**Data extract:**
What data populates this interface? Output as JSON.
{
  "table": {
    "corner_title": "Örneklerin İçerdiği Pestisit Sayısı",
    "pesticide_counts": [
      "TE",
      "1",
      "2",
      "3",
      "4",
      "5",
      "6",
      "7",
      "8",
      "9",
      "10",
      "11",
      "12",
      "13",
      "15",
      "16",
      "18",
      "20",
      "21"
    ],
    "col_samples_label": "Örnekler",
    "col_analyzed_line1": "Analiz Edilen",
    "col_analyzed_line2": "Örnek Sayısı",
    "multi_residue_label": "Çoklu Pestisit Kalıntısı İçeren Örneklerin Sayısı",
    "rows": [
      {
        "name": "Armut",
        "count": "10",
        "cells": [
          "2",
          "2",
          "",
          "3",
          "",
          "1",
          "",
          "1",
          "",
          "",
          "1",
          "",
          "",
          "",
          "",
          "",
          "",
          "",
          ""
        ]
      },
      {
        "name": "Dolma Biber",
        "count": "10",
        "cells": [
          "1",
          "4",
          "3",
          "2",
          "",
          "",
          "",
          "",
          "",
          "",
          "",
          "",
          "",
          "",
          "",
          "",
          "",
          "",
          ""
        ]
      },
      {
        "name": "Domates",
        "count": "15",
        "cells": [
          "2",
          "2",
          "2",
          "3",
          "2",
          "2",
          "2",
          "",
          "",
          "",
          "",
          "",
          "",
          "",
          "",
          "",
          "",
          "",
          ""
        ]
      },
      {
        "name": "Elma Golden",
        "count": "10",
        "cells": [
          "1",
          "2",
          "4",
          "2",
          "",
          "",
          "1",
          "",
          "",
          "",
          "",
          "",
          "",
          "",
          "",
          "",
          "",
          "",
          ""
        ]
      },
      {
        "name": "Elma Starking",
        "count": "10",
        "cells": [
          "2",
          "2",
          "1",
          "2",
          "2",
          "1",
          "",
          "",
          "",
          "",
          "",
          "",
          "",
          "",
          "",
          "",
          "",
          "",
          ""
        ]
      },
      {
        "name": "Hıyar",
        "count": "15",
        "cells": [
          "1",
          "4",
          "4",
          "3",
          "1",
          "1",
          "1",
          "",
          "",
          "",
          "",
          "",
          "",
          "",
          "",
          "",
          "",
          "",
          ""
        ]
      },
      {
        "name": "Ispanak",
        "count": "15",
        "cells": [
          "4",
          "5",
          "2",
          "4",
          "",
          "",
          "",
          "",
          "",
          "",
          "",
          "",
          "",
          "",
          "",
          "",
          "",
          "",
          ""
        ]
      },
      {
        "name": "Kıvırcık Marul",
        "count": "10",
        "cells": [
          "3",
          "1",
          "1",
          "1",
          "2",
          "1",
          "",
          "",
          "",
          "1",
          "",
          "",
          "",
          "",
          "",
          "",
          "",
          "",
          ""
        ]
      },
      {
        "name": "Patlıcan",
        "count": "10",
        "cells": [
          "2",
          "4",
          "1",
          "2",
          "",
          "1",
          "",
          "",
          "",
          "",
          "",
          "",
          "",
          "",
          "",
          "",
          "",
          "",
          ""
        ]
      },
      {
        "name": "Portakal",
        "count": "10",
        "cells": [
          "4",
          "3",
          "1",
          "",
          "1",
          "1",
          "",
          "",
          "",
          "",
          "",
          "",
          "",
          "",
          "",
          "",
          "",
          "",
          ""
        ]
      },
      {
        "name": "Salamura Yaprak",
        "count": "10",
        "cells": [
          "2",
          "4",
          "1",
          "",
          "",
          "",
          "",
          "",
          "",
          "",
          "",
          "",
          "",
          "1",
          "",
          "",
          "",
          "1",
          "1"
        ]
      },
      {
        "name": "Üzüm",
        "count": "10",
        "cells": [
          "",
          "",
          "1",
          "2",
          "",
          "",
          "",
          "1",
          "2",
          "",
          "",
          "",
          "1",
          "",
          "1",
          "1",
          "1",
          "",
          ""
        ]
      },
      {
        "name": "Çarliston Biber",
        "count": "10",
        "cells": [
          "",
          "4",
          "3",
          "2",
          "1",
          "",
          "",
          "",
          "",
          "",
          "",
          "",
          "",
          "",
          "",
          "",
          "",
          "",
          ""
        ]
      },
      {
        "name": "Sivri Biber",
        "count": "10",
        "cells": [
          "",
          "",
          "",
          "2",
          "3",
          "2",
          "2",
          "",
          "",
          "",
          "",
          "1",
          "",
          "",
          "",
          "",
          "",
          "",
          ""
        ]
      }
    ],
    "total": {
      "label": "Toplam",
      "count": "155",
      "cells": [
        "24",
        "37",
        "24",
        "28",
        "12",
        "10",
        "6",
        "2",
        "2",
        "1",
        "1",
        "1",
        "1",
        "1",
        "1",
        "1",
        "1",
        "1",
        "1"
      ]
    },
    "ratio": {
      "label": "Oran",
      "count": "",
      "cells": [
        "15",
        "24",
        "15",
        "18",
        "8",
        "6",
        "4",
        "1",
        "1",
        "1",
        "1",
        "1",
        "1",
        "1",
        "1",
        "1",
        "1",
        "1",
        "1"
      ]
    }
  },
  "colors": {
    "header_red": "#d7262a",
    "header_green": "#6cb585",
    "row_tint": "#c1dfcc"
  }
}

**What the task asks:**
Return the whole listing exactly.

**The response:**
What data populates this interface? Output as JSON.
{
  "table": {
    "corner_title": "Örneklerin İçerdiği Pestisit Sayısı",
    "pesticide_counts": [
      "TE",
      "1",
      "2",
      "3",
      "4",
      "5",
      "6",
      "7",
      "8",
      "9",
      "10",
      "11",
      "12",
      "13",
      "15",
      "16",
      "18",
      "20",
      "21"
    ],
    "col_samples_label": "Örnekler",
    "col_analyzed_line1": "Analiz Edilen",
    "col_analyzed_line2": "Örnek Sayısı",
    "multi_residue_label": "Çoklu Pestisit Kalıntısı İçeren Örneklerin Sayısı",
    "rows": [
      {
        "name": "Armut",
        "count": "10",
        "cells": [
          "2",
          "2",
          "",
          "3",
          "",
          "1",
          "",
          "1",
          "",
          "",
          "1",
          "",
          "",
          "",
          "",
          "",
          "",
          "",
          ""
        ]
      },
      {
        "name": "Dolma Biber",
        "count": "10",
        "cells": [
          "1",
          "4",
          "3",
          "2",
          "",
          "",
          "",
          "",
          "",
          "",
          "",
          "",
          "",
          "",
          "",
          "",
          "",
          "",
          ""
        ]
      },
      {
        "name": "Domates",
        "count": "15",
        "cells": [
          "2",
          "2",
          "2",
          "3",
          "2",
          "2",
          "2",
          "",
          "",
          "",
          "",
          "",
          "",
          "",
          "",
          "",
          "",
          "",
          ""
        ]
      },
      {
        "name": "Elma Golden",
        "count": "10",
        "cells": [
          "1",
          "2",
          "4",
          "2",
          "",
          "",
          "1",
          "",
          "",
          "",
          "",
          "",
          "",
          "",
          "",
          "",
          "",
          "",
          ""
        ]
      },
      {
        "name": "Elma Starking",
        "count": "10",
        "cells": [
          "2",
          "2",
          "1",
          "2",
          "2",
          "1",
          "",
          "",
          "",
          "",
          "",
          "",
          "",
          "",
          "",
          "",
          "",
          "",
          ""
        ]
      },
      {
        "name": "Hıyar",
        "count": "15",
        "cells": [
          "1",
          "4",
          "4",
          "3",
          "1",
          "1",
          "1",
          "",
          "",
          "",
          "",
          "",
          "",
          "",
          "",
          "",
          "",
          "",
          ""
        ]
      },
      {
        "name": "Ispanak",
        "count": "15",
        "cells": [
          "4",
          "5",
          "2",
          "4",
          "",
          "",
          "",
          "",
          "",
          "",
          "",
          "",
          "",
          "",
          "",
          "",
          "",
          "",
          ""
        ]
      },
      {
        "name": "Kıvırcık Marul",
        "count": "10",
        "cells": [
          "3",
          "1",
          "1",
          "1",
          "2",
          "1",
          "",
          "",
          "",
          "1",
          "",
          "",
          "",
          "",
          "",
          "",
          "",
          "",
          ""
        ]
      },
      {
        "name": "Patlıcan",
        "count": "10",
        "cells": [
          "2",
          "4",
          "1",
          "2",
          "",
          "1",
          "",
          "",
          "",
          "",
          "",
          "",
          "",
          "",
          "",
          "",
          "",
          "",
          ""
        ]
      },
      {
        "name": "Portakal",
        "count": "10",
        "cells": [
          "4",
          "3",
          "1",
          "",
          "1",
          "1",
          "",
          "",
          "",
          "",
          "",
          "",
          "",
          "",
          "",
          "",
          "",
          "",
          ""
        ]
      },
      {
        "name": "Salamura Yaprak",
        "count": "10",
        "cells": [
          "2",
          "4",
          "1",
          "",
          "",
          "",
          "",
          "",
          "",
          "",
          "",
          "",
          "",
          "1",
          "",
          "",
          "",
          "1",
          "1"
        ]
      },
      {
        "name": "Üzüm",
        "count": "10",
        "cells": [
          "",
          "",
          "1",
          "2",
          "",
          "",
          "",
          "1",
          "2",
          "",
          "",
          "",
          "1",
          "",
          "1",
          "1",
          "1",
          "",
          ""
        ]
      },
      {
        "name": "Çarliston Biber",
        "count": "10",
        "cells": [
          "",
          "4",
          "3",
          "2",
          "1",
          "",
          "",
          "",
          "",
          "",
          "",
          "",
          "",
          "",
          "",
          "",
          "",
          "",
          ""
        ]
      },
      {
        "name": "Sivri Biber",
        "count": "10",
        "cells": [
          "",
          "",
          "",
          "2",
          "3",
          "2",
          "2",
          "",
          "",
          "",
          "",
          "1",
          "",
          "",
          "",
          "",
          "",
          "",
          ""
        ]
      }
    ],
    "total": {
      "label": "Toplam",
      "count": "155",
      "cells": [
        "24",
        "37",
        "24",
        "28",
        "12",
        "10",
        "6",
        "2",
        "2",
        "1",
        "1",
        "1",
        "1",
        "1",
        "1",
        "1",
        "1",
        "1",
        "1"
      ]
    },
    "ratio": {
      "label": "Oran",
      "count": "",
      "cells": [
        "15",
        "24",
        "15",
        "18",
        "8",
        "6",
        "4",
        "1",
        "1",
        "1",
        "1",
        "1",
        "1",
        "1",
        "1",
        "1",
        "1",
        "1",
        "1"
      ]
    }
  },
  "colors": {
    "header_red": "#d7262a",
    "header_green": "#6cb585",
    "row_tint": "#c1dfcc"
  }
}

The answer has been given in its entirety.